***** Extracted material

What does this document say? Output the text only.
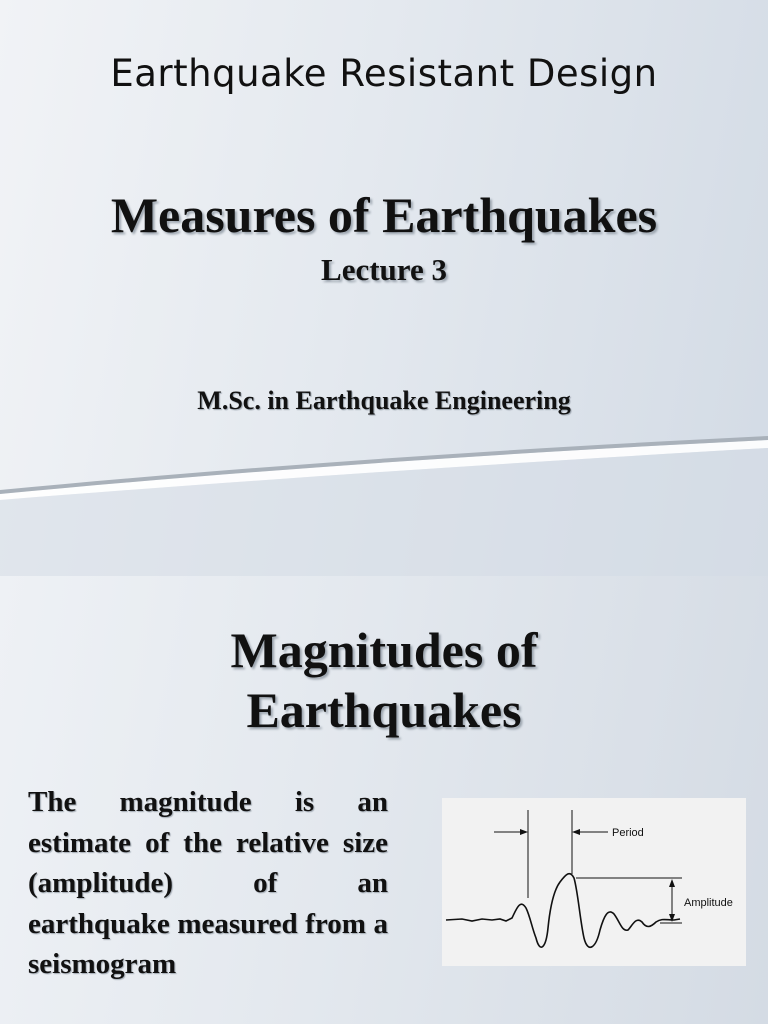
Earthquake Resistant Design
Measures of Earthquakes
Lecture 3
M.Sc. in Earthquake Engineering
Magnitudes of
Earthquakes
The magnitude is an estimate of the relative size (amplitude) of an earthquake measured from a seismogram
Period
Amplitude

**********

(Description of the task) Exclude the images, then output the data above word for word.

(Answer to this problem)
What does this document say? Output the text only.
Earthquake Resistant Design
Measures of Earthquakes
Lecture 3
M.Sc. in Earthquake Engineering
Magnitudes of
Earthquakes
The magnitude is an estimate of the relative size (amplitude) of an earthquake measured from a seismogram
Period
Amplitude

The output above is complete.